* Description of the task:
Determine which lines contain the word "Статья", then copy those lines.

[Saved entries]
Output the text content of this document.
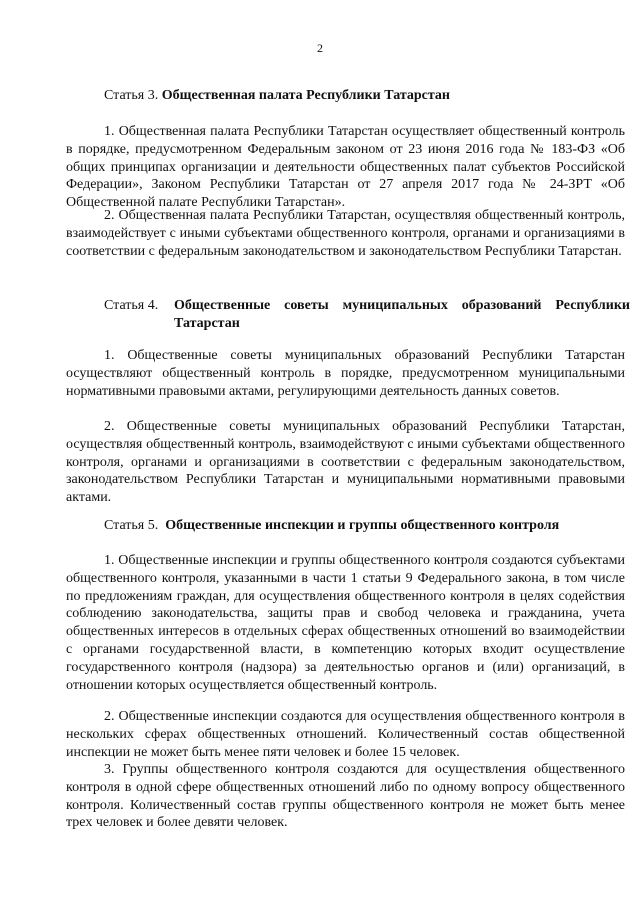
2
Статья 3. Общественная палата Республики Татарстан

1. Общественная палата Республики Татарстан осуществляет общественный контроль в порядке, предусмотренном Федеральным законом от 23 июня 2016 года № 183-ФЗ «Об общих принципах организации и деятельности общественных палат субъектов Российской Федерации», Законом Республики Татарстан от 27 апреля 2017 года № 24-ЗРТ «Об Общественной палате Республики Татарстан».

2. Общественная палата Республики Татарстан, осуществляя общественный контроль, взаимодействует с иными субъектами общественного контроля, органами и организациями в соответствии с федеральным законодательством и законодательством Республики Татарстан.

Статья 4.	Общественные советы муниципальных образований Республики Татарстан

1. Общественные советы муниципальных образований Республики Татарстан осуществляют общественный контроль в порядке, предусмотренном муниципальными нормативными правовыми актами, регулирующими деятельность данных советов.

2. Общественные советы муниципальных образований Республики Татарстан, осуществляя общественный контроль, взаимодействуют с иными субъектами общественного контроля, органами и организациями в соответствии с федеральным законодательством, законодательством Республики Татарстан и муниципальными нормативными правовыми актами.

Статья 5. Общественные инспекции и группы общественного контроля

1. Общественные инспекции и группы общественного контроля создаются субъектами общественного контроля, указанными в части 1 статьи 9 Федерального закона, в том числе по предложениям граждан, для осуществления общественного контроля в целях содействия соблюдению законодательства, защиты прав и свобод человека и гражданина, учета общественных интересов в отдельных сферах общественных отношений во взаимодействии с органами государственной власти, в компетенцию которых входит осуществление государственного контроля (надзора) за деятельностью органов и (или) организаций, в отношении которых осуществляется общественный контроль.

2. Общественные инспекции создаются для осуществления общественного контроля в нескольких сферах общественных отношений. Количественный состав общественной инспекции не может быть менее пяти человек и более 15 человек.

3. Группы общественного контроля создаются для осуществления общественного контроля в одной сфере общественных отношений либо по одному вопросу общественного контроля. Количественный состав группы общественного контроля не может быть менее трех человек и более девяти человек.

* Response:
Статья 3. Общественная палата Республики Татарстан
Статья 4.	Общественные советы муниципальных образований Республики Татарстан
Статья 5. Общественные инспекции и группы общественного контроля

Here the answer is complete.